##### Excerpt provided
The Iraq war has been a mixed blessing for the
neocons. The very fact that it occurred is a mark of
their success and inordinate influence, in the media and
in government. But this has also brought them publicity
and unaccustomed scrutiny. As the occupation has gone
sour and the official reasons for war have been exposed
as dubious or worse, much of the blame has fallen on the
small cabal of pro-Israel neocon intellectuals who were
pushing for war on Iraq long before 9/11 and all that.
{{ As Prestowitz suggests, the term
"neoconservatism" is misleading. Neoconservatism has
little to do with traditional conservatism; in fact, the
two things are almost opposites. The neocons aren't
interested in such conservative principles as prudence,
limited government, and constitutional order. I learned
long ago that the quickest way to get yawns and puzzled
stares at neocon gatherings is to mention the Tenth
Amendment. }}
{{ What the neocons *are* interested in is power. I
don't just mean that they want it for themselves,
ambitious as they are; I mean that they exemplify the
type Michael Oakeshott warned against when he said that
some people can only see government as "a vast reservoir
of power," which inspires them to use the state for pet
projects (such as war). Oakeshott contrasted this view
with conservatism, which sees governing as disinterested
umpiring between clashing desires. }}
Within the conservative movement, the neocons are
like those liberals and pragmatists within Christian
churches who want to ignore or even discard ancient
dogmas. For "progressive" Christians, the old doctrines
-- the Redemption, the Resurrection, and the rest -- are
inessential and disposable; the real action is elsewhere,
in current concerns, and the Church must be where the
action is. But for the orthodox, those doctrines are the
very essence of Christian faith, and without them there
is no point in calling yourself Christian. The two sides
have opposing, and irreconcilable, views of the Church's
raison d'etre.
##########
##### Stored data
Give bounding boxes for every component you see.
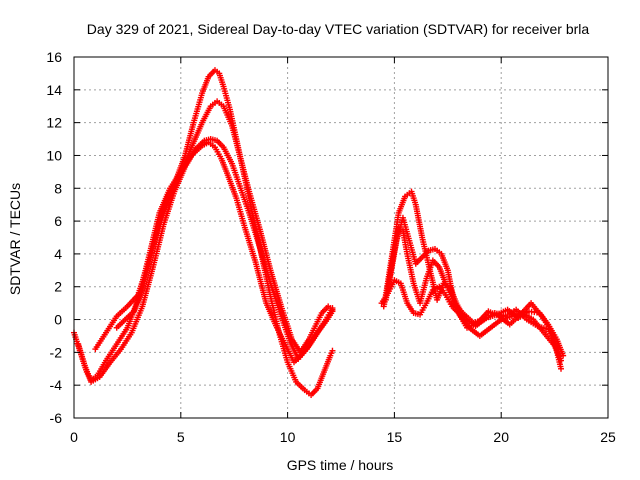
data-point: [553, 346, 560, 353]
x-tick-label: 25: [600, 429, 616, 445]
x-tick-label: 15: [387, 429, 403, 445]
series-arc-4: [113, 67, 336, 399]
grid: [74, 57, 608, 418]
y-tick-label: 6: [54, 213, 62, 229]
x-tick-label: 10: [280, 429, 296, 445]
data-points: [71, 67, 567, 399]
y-tick-label: 10: [46, 147, 62, 163]
x-tick-label: 5: [177, 429, 185, 445]
data-point: [329, 306, 336, 313]
y-tick-label: 8: [54, 180, 62, 196]
data-point: [558, 365, 565, 372]
y-tick-label: 2: [54, 279, 62, 295]
y-tick-label: 16: [46, 49, 62, 65]
y-tick-label: 12: [46, 115, 62, 131]
chart-title: Day 329 of 2021, Sidereal Day-to-day VTE…: [87, 21, 590, 37]
y-axis-label: SDTVAR / TECUs: [7, 183, 23, 295]
y-tick-label: -6: [50, 410, 63, 426]
y-tick-label: 0: [54, 312, 62, 328]
series-arc-5: [380, 214, 565, 364]
y-tick-label: -2: [50, 344, 63, 360]
y-tick-label: 4: [54, 246, 62, 262]
x-tick-label: 20: [493, 429, 509, 445]
data-point: [560, 352, 567, 359]
x-axis-label: GPS time / hours: [287, 457, 394, 473]
y-tick-label: 14: [46, 82, 62, 98]
data-point: [329, 347, 336, 354]
series-arc-8: [382, 224, 560, 353]
plot-frame: [73, 56, 609, 419]
axis-ticks: 0 5 10 15 20 25 -6 -4 -2 0 2 4 6 8 10 12 14 16: [46, 49, 616, 445]
x-tick-label: 0: [70, 429, 78, 445]
y-tick-label: -4: [50, 377, 63, 393]
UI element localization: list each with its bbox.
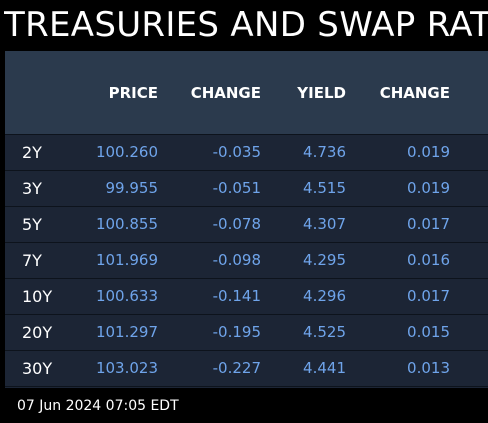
- tenor-label: 3Y: [22, 179, 42, 198]
- timestamp: 07 Jun 2024 07:05 EDT: [17, 398, 179, 414]
- yield-value: 4.515: [303, 179, 346, 197]
- tenor-label: 7Y: [22, 251, 42, 270]
- yield-value: 4.441: [303, 359, 346, 377]
- price-value: 100.855: [95, 215, 158, 233]
- yield-value: 4.295: [303, 251, 346, 269]
- price-value: 103.023: [95, 359, 158, 377]
- price-change-value: -0.141: [212, 287, 261, 305]
- yield-change-value: 0.015: [407, 323, 450, 341]
- tenor-label: 5Y: [22, 215, 42, 234]
- table-row: 20Y 101.297 -0.195 4.525 0.015: [5, 315, 488, 351]
- price-change-value: -0.098: [212, 251, 261, 269]
- column-header-yield-change: CHANGE: [379, 84, 450, 102]
- table-row: 10Y 100.633 -0.141 4.296 0.017: [5, 279, 488, 315]
- yield-change-value: 0.019: [407, 143, 450, 161]
- price-value: 100.633: [95, 287, 158, 305]
- column-header-price-change: CHANGE: [190, 84, 261, 102]
- yield-value: 4.296: [303, 287, 346, 305]
- price-change-value: -0.195: [212, 323, 261, 341]
- price-value: 100.260: [95, 143, 158, 161]
- column-header-yield: YIELD: [297, 84, 346, 102]
- yield-change-value: 0.017: [407, 215, 450, 233]
- tenor-label: 2Y: [22, 143, 42, 162]
- table-row: 5Y 100.855 -0.078 4.307 0.017: [5, 207, 488, 243]
- price-value: 101.969: [95, 251, 158, 269]
- rates-table: PRICE CHANGE YIELD CHANGE 2Y 100.260 -0.…: [5, 51, 488, 388]
- price-change-value: -0.051: [212, 179, 261, 197]
- table-row: 30Y 103.023 -0.227 4.441 0.013: [5, 351, 488, 387]
- tenor-label: 10Y: [22, 287, 53, 306]
- tenor-label: 30Y: [22, 359, 53, 378]
- table-row: 2Y 100.260 -0.035 4.736 0.019: [5, 135, 488, 171]
- yield-value: 4.736: [303, 143, 346, 161]
- yield-value: 4.525: [303, 323, 346, 341]
- table-row: 3Y 99.955 -0.051 4.515 0.019: [5, 171, 488, 207]
- yield-change-value: 0.019: [407, 179, 450, 197]
- yield-change-value: 0.017: [407, 287, 450, 305]
- price-value: 101.297: [95, 323, 158, 341]
- column-header-price: PRICE: [108, 84, 158, 102]
- table-header: PRICE CHANGE YIELD CHANGE: [5, 51, 488, 135]
- price-change-value: -0.227: [212, 359, 261, 377]
- page-title: TREASURIES AND SWAP RAT: [4, 5, 488, 45]
- yield-change-value: 0.016: [407, 251, 450, 269]
- yield-value: 4.307: [303, 215, 346, 233]
- yield-change-value: 0.013: [407, 359, 450, 377]
- price-change-value: -0.078: [212, 215, 261, 233]
- price-value: 99.955: [105, 179, 159, 197]
- tenor-label: 20Y: [22, 323, 53, 342]
- table-row: 7Y 101.969 -0.098 4.295 0.016: [5, 243, 488, 279]
- price-change-value: -0.035: [212, 143, 261, 161]
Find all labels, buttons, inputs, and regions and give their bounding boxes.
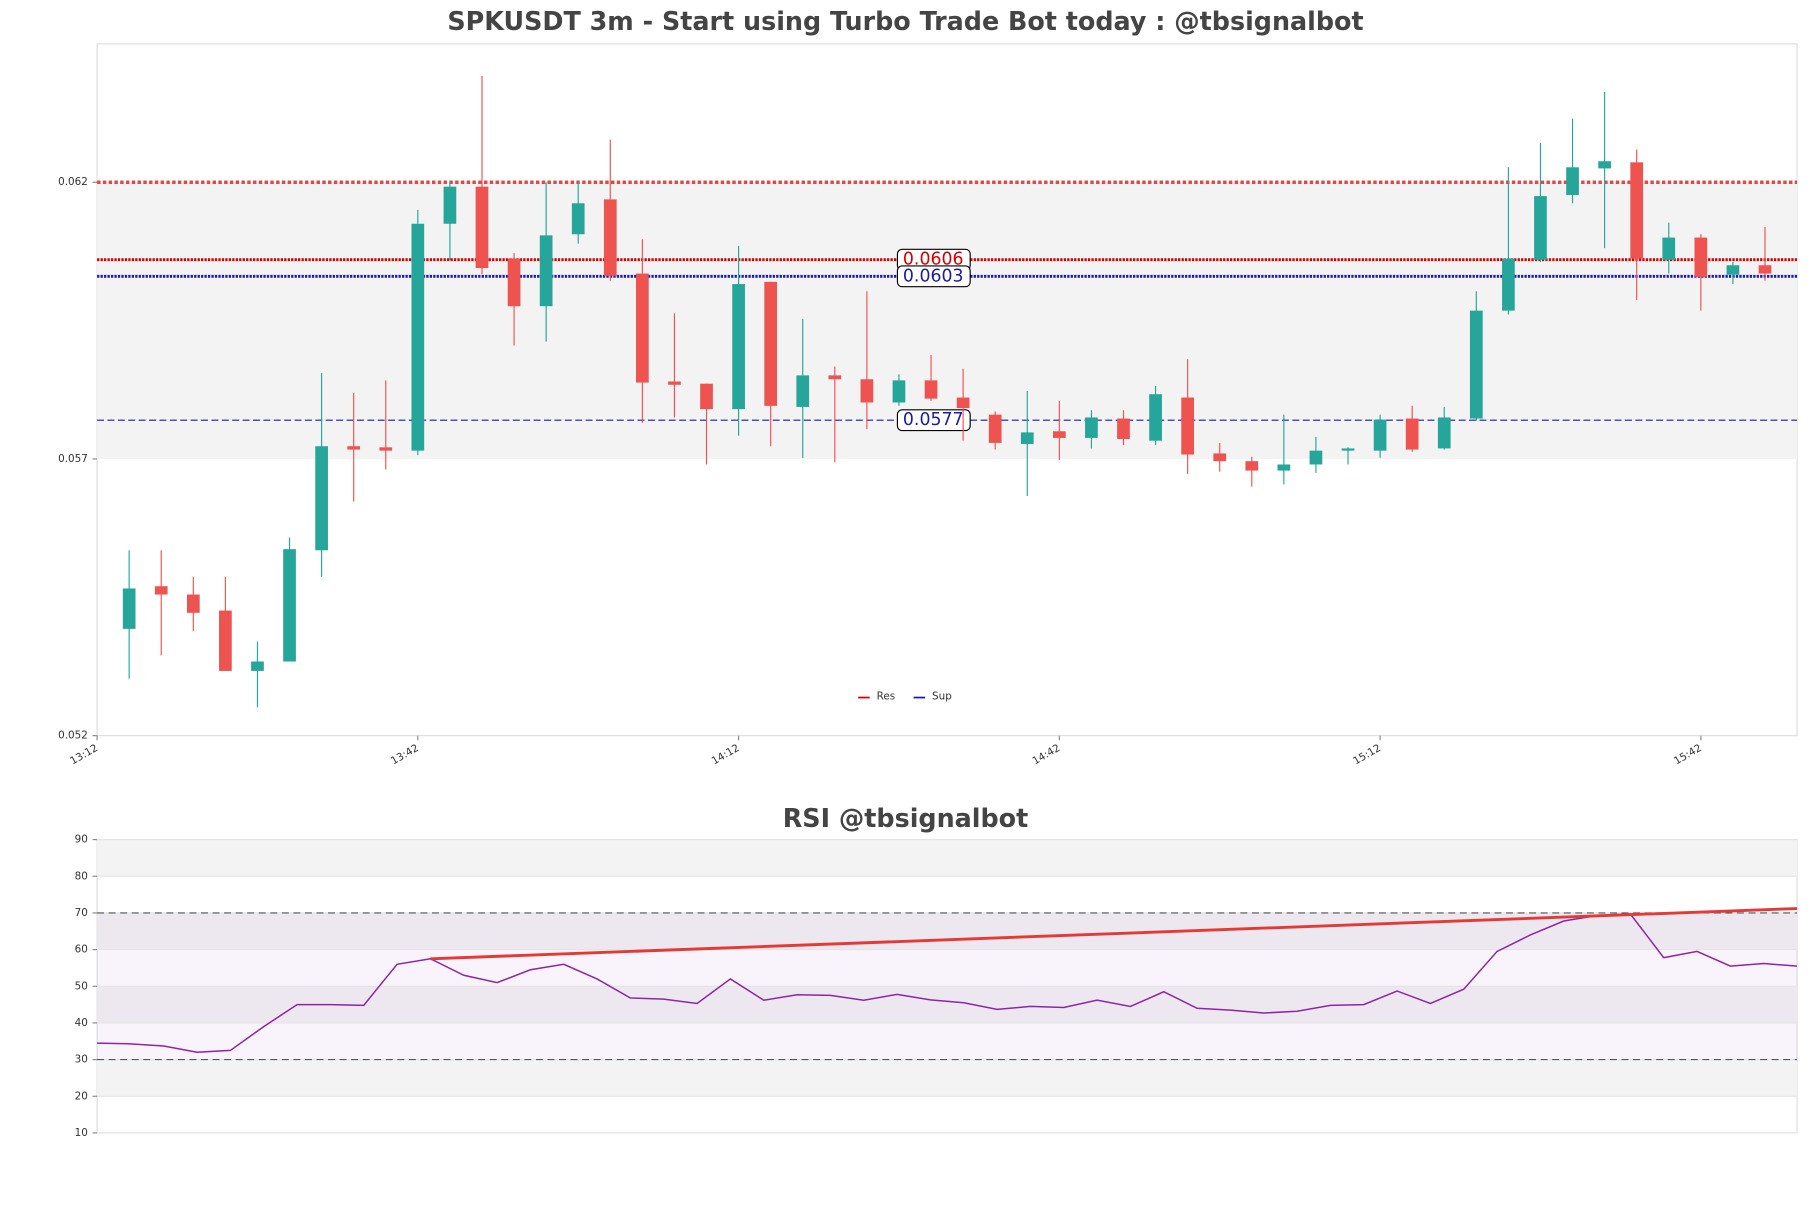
candle-body [700, 383, 713, 410]
candle-body [443, 186, 457, 224]
candle-body [1437, 417, 1451, 449]
level-label: 0.0603 [903, 266, 964, 286]
candle-body [347, 446, 361, 450]
candle-body [379, 447, 393, 451]
band [97, 839, 1798, 877]
candle-body [411, 223, 425, 451]
candle-body [1277, 464, 1291, 471]
candle-body [283, 549, 296, 662]
candle-body [251, 661, 264, 671]
candle-body [315, 446, 328, 551]
candle-body [668, 381, 681, 385]
candle-body [475, 186, 489, 269]
candle-body [1213, 453, 1227, 462]
y-tick-label: 90 [75, 834, 88, 846]
y-tick-label: 0.057 [58, 453, 88, 465]
candle-body [1469, 310, 1483, 419]
x-tick-label: 15:42 [1672, 742, 1704, 767]
candle-body [636, 273, 649, 383]
candle-body [1085, 417, 1098, 438]
y-tick-label: 20 [75, 1090, 88, 1102]
candle-body [539, 235, 553, 307]
y-tick-label: 0.052 [58, 730, 88, 742]
candle-body [122, 588, 136, 629]
candle-body [924, 380, 938, 399]
y-tick-label: 0.062 [58, 176, 88, 188]
candle-body [1758, 265, 1772, 274]
candle-body [1726, 265, 1740, 275]
level-label-box [896, 265, 971, 288]
candle-body [186, 594, 200, 613]
y-tick-label: 80 [75, 870, 88, 882]
legend-label: Res [877, 690, 896, 702]
x-tick-label: 13:12 [68, 742, 100, 767]
level-label-box [896, 409, 971, 432]
candle-body [1566, 167, 1579, 195]
candle-body [219, 610, 232, 671]
y-tick-label: 10 [75, 1127, 88, 1139]
candle-body [764, 281, 778, 406]
candle-body [956, 397, 970, 409]
legend-label: Sup [932, 690, 952, 702]
candle-body [571, 203, 585, 235]
candle-body [892, 380, 906, 403]
candle-body [603, 199, 617, 276]
y-tick-label: 40 [75, 1017, 88, 1029]
candle-body [732, 284, 745, 410]
x-tick-label: 15:12 [1351, 742, 1383, 767]
x-tick-label: 13:42 [389, 742, 421, 767]
candle-body [507, 258, 521, 307]
band [97, 1059, 1798, 1097]
rsi-title: RSI @tbsignalbot [783, 803, 1028, 833]
x-tick-label: 14:12 [710, 742, 742, 767]
y-tick-label: 30 [75, 1054, 88, 1066]
candle-body [860, 379, 874, 403]
candle-body [1662, 237, 1676, 260]
y-tick-label: 50 [75, 980, 88, 992]
candle-body [796, 375, 810, 407]
candle-body [1502, 258, 1515, 311]
candle-body [1117, 418, 1130, 440]
candle-body [154, 586, 168, 595]
candle-body [1245, 461, 1259, 471]
rsi-line [97, 913, 1798, 1054]
level-label: 0.0577 [903, 410, 964, 430]
x-tick-label: 14:42 [1030, 742, 1062, 767]
candle-body [988, 414, 1002, 443]
candle-body [1373, 419, 1387, 451]
candle-body [1598, 161, 1611, 169]
candle-body [1341, 448, 1355, 451]
chart-title: SPKUSDT 3m - Start using Turbo Trade Bot… [447, 6, 1363, 36]
candle-body [1020, 432, 1034, 445]
trend-line [430, 907, 1798, 961]
band [97, 986, 1798, 1023]
candle-body [1534, 196, 1547, 260]
candle-body [828, 375, 842, 380]
candle-body [1405, 418, 1419, 450]
candle-body [1181, 397, 1194, 455]
level-label: 0.0606 [903, 250, 964, 270]
candle-body [1309, 450, 1323, 465]
candle-body [1694, 237, 1708, 277]
y-tick-label: 60 [75, 944, 88, 956]
y-tick-label: 70 [75, 907, 88, 919]
candle-body [1052, 431, 1066, 438]
candle-body [1149, 394, 1162, 441]
candle-body [1630, 162, 1644, 259]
##########
In the excerpt about the neocons, how did Michael Oakeshott say conservatism views governing?

> Answer to this exercise: As disinterested umpiring between clashing desires.